### Supplied passage
+ + + + +

Mr. Speaker, it is a pleasure to rise today to join in the debate on Bill C-79, the victims rights bill.
At the outset I would like to do something I am not very accustomed to doing, and that is to give some accolades to the government on this legislation. I see some shocked looks on the other side.
Periodically when I travel throughout the huge, wonderful and beautiful riding of Prince George—Peace River there is a perception that opposition parties always oppose. Some of my constituents are quite surprised to learn that the Reform Party is the official opposition.
If we look back at the legislation the government has introduced over the past five and a half year since Reform has been in the Chamber in any numbers, the Reform Party has supported the legislation about half the time. It is somewhat surprising for Canadians to learn of that because their attention is always drawn to those times when we are in direct opposition to the government and speak out quite clearly, loudly and volubly in our opposition, stating our case as to why we feel the government is on the wrong track or perhaps does not go far enough.
It is a bit of a unique situation for me to stand in my place today and say well done. It is an important first step. I am pleased that the government has responded. It was certainly not in a timely manner, but it has finally brought forward the legislation.
Most important, I would like to take this opportunity to applaud the victims and the victims rights groups which have sprung up from coast to coast to coast in Canada over the past number of years because citizens themselves have seen the need for this type of legislation. They have seen the need for legislation and laws that go well beyond what Bill C-79 does. They have seen the need to make some of the changes we see today.
I appreciate as well some of the comments made earlier in the debate when Liberals rose in their places and actually recognized Reform and the work we had done in promoting the issue of victims rights. A number of Liberal members that spoke during the debate referred to my colleagues from Langley—Abbotsford and from Surrey North and the work they have done over the last number of years in pushing forward the issue of victims rights and the need to make some very substantive changes to the way in which the courts handle the issue.

+ + + + +

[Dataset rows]
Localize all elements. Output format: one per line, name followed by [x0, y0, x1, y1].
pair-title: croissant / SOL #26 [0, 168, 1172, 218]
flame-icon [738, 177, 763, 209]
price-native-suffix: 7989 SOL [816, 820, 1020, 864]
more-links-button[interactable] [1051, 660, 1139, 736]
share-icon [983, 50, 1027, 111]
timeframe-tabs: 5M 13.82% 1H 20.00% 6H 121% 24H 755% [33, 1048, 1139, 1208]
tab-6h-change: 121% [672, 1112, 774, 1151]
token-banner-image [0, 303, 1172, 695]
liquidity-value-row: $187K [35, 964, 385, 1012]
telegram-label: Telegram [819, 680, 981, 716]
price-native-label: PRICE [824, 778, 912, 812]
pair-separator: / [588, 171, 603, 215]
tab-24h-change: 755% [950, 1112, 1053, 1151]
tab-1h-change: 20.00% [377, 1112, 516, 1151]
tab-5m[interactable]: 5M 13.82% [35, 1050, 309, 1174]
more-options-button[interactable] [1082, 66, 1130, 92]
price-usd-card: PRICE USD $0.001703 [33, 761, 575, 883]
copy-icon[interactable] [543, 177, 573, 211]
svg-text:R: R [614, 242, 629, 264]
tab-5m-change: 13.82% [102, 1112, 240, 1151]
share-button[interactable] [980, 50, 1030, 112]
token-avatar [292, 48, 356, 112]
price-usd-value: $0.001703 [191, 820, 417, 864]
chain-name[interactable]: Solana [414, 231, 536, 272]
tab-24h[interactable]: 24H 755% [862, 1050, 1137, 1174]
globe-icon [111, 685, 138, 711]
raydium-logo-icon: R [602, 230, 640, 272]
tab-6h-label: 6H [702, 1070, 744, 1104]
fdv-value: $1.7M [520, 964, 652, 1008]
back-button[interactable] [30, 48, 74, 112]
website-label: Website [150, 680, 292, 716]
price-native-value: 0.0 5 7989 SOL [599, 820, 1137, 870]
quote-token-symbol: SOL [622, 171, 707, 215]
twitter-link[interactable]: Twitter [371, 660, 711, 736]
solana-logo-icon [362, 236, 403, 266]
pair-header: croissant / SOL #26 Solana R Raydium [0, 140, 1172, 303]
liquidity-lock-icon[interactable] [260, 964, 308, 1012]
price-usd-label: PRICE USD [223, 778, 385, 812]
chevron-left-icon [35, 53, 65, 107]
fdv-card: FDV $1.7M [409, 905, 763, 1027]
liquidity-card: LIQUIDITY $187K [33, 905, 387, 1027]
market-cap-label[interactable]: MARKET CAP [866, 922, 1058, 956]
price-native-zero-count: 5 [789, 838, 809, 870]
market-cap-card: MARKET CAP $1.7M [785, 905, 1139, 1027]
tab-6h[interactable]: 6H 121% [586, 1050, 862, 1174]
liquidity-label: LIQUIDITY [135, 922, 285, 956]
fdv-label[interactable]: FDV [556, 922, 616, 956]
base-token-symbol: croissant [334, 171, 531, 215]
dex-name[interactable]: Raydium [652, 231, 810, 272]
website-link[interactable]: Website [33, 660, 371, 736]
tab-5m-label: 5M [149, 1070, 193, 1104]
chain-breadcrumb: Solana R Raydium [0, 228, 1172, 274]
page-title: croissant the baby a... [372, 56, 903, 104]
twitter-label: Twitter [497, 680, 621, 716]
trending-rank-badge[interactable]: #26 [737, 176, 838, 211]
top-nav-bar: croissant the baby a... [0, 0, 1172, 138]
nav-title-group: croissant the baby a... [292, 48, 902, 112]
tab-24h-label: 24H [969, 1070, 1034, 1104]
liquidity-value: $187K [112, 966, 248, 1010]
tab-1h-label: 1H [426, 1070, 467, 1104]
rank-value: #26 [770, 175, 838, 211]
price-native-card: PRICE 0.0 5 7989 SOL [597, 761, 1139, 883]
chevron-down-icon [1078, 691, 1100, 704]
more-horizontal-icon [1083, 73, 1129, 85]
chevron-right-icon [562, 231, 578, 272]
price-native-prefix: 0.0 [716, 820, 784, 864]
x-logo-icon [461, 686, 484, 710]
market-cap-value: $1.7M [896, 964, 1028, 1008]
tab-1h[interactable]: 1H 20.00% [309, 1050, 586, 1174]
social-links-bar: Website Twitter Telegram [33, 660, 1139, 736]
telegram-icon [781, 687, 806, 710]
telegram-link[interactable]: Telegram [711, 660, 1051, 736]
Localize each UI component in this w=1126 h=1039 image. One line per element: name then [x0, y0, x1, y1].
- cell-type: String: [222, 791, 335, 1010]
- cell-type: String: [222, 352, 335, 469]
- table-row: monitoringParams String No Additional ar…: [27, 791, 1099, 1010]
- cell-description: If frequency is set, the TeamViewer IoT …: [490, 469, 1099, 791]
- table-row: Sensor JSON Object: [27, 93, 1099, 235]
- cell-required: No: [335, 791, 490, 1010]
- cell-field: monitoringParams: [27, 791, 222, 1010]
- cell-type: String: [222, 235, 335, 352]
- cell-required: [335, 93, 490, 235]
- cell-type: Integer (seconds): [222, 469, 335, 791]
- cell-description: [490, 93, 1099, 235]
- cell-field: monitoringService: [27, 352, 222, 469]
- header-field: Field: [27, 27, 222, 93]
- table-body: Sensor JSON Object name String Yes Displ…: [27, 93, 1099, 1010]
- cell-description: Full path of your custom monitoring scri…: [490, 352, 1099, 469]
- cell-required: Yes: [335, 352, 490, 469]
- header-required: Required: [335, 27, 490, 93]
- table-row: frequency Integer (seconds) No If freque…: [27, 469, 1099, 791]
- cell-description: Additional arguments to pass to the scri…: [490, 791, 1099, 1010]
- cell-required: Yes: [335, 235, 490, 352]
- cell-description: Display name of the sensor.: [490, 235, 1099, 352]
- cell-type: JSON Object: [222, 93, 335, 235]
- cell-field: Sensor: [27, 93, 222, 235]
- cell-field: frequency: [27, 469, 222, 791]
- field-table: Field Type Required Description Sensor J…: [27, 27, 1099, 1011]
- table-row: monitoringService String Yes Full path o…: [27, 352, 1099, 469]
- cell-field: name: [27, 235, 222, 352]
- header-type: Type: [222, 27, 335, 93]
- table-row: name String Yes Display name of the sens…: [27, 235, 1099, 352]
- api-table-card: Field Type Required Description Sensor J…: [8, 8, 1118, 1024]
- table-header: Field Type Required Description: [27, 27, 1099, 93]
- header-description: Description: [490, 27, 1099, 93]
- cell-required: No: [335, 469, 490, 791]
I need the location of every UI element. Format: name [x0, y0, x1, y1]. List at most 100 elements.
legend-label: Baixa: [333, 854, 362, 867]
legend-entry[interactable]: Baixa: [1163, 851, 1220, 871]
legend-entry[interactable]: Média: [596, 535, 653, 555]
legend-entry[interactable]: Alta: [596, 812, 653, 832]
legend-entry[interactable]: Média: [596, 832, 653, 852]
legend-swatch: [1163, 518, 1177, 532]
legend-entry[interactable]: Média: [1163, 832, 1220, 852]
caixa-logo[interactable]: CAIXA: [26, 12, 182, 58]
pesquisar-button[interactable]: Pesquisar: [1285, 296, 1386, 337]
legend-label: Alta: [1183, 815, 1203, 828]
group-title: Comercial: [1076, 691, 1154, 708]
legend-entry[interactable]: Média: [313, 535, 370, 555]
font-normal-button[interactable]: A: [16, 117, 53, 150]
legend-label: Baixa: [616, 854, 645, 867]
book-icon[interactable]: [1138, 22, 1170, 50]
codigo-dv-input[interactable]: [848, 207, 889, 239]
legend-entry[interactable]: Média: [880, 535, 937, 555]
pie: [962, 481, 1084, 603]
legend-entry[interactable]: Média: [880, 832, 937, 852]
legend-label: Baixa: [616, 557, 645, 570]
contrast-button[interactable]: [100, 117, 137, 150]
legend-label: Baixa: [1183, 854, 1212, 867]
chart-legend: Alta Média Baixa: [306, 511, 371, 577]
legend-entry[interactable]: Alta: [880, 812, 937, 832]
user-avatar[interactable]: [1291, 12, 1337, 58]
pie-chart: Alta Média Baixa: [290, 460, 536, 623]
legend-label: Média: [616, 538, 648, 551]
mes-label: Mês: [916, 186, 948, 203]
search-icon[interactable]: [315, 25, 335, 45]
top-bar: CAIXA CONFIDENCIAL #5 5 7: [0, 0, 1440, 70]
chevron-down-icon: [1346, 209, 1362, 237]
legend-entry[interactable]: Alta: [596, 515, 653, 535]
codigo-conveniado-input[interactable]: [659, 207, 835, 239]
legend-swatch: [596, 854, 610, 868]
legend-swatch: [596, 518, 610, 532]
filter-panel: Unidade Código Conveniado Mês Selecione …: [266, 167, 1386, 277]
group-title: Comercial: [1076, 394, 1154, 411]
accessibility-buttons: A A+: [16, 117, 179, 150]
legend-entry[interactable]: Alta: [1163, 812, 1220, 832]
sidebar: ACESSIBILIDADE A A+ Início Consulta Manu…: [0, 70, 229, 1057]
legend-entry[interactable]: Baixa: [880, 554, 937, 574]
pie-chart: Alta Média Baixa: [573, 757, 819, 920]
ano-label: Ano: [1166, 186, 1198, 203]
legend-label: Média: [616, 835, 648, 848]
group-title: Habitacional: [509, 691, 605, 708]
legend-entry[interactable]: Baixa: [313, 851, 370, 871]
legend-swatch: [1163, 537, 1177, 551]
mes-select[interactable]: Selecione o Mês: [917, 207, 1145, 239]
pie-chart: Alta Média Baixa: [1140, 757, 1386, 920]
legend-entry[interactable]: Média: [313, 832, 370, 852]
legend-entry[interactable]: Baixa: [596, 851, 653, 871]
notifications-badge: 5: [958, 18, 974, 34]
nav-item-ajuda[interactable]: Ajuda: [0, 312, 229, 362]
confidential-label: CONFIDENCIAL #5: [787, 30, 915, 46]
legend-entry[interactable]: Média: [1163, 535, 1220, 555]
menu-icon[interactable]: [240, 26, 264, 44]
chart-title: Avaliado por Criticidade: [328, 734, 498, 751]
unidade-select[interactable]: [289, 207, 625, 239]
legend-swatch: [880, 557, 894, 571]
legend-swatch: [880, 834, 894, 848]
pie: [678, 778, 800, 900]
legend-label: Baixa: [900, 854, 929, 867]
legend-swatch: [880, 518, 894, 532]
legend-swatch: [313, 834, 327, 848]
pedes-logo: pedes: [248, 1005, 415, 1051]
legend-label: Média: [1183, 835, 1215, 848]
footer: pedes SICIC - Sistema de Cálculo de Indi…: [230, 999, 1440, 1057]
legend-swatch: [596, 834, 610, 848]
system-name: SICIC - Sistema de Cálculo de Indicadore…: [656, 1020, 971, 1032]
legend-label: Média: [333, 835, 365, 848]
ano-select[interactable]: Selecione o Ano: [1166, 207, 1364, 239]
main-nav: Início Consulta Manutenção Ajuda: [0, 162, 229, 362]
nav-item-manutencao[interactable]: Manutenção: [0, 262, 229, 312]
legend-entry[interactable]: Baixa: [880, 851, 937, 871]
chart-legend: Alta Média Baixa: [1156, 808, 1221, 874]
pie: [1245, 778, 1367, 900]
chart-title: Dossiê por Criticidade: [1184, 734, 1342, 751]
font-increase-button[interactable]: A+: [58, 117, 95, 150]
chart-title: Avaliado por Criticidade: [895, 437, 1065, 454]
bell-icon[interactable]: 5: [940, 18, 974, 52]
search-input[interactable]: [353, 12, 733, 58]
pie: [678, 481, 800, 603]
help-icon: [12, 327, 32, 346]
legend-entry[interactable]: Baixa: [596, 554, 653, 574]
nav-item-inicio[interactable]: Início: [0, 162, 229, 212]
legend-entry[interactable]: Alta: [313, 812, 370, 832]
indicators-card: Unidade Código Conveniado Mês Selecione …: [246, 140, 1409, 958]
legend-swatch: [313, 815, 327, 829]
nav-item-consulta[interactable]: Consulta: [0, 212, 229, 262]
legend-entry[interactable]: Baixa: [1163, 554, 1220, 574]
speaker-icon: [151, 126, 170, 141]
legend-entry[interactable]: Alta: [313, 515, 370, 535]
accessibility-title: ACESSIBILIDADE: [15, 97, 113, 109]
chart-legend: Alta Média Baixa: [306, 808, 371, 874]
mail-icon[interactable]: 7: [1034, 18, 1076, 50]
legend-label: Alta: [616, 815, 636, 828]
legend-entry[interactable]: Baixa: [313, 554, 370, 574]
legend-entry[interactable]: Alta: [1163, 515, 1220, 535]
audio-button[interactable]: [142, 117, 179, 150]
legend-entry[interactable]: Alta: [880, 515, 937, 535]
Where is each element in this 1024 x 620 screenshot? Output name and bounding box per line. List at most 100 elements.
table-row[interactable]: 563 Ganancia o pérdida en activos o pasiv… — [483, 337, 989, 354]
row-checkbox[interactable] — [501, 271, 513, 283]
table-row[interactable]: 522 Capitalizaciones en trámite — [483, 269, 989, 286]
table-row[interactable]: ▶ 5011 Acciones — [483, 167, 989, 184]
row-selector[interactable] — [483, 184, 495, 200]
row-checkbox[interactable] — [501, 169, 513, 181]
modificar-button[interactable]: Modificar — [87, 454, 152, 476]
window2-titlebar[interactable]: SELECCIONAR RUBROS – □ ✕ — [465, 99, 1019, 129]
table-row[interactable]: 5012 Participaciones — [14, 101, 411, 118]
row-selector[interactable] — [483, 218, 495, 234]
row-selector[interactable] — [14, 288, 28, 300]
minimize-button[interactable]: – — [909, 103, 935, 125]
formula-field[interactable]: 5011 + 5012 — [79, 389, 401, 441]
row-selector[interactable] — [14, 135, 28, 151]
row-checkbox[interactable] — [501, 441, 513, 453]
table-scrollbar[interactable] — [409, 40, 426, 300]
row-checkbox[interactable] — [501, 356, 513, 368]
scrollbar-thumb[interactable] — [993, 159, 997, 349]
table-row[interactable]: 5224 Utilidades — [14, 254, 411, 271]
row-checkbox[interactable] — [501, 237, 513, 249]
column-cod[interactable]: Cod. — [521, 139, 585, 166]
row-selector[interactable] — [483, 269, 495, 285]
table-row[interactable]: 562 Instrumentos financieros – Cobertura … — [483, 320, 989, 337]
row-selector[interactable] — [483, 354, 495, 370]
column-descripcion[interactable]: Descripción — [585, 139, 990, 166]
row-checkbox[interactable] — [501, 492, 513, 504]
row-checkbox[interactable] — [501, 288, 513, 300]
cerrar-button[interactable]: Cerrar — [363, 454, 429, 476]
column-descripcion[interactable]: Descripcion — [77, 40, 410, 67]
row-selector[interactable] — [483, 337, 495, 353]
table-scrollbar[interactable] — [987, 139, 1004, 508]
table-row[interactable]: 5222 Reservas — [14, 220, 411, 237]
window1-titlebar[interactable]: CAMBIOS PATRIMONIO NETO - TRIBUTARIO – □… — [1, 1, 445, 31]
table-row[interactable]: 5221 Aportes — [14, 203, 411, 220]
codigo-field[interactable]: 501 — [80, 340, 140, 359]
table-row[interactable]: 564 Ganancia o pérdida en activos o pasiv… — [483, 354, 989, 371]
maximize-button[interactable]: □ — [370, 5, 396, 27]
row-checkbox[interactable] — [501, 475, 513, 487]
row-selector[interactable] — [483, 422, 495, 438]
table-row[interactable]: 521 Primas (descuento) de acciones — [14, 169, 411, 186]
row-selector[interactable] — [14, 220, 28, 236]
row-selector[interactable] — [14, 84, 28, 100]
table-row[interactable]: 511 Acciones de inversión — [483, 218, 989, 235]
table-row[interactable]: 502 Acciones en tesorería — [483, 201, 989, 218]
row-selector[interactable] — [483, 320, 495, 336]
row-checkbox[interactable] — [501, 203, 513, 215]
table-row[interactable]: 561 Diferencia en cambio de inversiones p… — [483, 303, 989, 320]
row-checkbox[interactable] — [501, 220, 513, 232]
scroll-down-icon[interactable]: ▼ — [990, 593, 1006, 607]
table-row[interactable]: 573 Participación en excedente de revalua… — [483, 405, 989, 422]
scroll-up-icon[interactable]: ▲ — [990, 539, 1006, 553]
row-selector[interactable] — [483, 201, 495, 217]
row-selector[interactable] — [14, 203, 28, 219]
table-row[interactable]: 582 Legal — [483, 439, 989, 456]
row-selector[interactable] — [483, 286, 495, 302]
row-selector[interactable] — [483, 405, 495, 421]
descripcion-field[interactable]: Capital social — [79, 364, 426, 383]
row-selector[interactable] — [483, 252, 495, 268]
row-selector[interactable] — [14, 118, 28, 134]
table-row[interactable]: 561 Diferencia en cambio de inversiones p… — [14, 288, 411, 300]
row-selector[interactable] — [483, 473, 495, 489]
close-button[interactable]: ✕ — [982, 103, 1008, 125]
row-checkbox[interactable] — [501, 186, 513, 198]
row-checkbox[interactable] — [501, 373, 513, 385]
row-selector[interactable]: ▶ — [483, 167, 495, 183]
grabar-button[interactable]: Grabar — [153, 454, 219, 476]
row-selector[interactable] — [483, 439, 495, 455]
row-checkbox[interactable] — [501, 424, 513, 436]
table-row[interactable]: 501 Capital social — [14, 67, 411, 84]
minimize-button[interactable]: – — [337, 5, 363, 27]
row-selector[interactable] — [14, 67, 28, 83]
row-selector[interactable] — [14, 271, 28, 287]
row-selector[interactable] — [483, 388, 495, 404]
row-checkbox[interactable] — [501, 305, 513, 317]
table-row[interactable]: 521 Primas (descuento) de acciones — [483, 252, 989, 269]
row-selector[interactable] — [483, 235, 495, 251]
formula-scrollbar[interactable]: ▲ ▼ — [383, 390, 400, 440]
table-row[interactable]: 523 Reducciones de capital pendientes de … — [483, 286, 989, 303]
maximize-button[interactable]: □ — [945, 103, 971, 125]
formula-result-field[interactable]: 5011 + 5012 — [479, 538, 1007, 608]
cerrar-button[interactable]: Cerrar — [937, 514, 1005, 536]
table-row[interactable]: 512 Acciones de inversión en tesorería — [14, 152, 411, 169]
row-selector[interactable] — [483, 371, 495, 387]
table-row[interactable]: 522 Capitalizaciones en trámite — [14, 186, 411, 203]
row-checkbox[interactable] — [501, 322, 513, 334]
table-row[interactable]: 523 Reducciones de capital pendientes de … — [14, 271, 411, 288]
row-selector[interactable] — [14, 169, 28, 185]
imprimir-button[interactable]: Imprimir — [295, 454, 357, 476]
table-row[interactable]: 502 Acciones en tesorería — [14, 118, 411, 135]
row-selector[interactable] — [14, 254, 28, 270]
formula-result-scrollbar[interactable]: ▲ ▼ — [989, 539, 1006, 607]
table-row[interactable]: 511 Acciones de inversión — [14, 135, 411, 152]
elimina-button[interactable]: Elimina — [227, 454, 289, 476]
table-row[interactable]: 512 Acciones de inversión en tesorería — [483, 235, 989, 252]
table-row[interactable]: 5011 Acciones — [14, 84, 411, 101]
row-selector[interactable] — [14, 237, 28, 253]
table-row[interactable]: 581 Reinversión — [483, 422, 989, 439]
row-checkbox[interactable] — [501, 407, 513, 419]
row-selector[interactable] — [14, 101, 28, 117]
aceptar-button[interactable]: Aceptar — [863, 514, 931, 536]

+ + + + +

### Directions
(A) In the dataset rows, swap "Localize" for "Locate" in the part that opens with the first row and closes with the line containing "price-native-suffix: 7989 SOL", and reproduce that part with nothing else altered.
(B) Extend the speech on the victims rights bill, continuing after its final sentence.
The speech and the dataset rows bear no relation to each other.

### Responses by task
(A)
Locate all elements. Output format: one per line, name followed by [x0, y0, x1, y1].
pair-title: croissant / SOL #26 [0, 168, 1172, 218]
flame-icon [738, 177, 763, 209]
price-native-suffix: 7989 SOL [816, 820, 1020, 864]

(B)
I will touch briefly on the bill and then I will use some of my remaining time looking at a couple of areas where I feel the government could go a lot further in recognizing victims and the importance of bringing forward legislation and programs to address their needs.
What does the bill do that we are debating today? As outlined by a number of speakers from both sides of the House earlier, victims are now to be informed of their right to prepare a victim impact statement at the time of sentencing. That is an important step.
Victims will have the choice to read a victim impact statement in court. They will have the right to present victim impact statements at section 745 hearings.
Victims and witnesses will have protection through the banning of publication of their identities where it is necessary or where the courts feel it is necessary for the proper administration of justice.
Judges will be required to inform the public of the possibility of section 745 application toward early parole for those who receive life sentences. This is another very important step that has been missing from the present day legislation. At the moment there is not a requirement on the part of judges to alert the public that certain convicted murderers may be getting out under section 745; in other words under the faint hope clause, early parole. Police officers and judges will consider victims safety in all bail decisions.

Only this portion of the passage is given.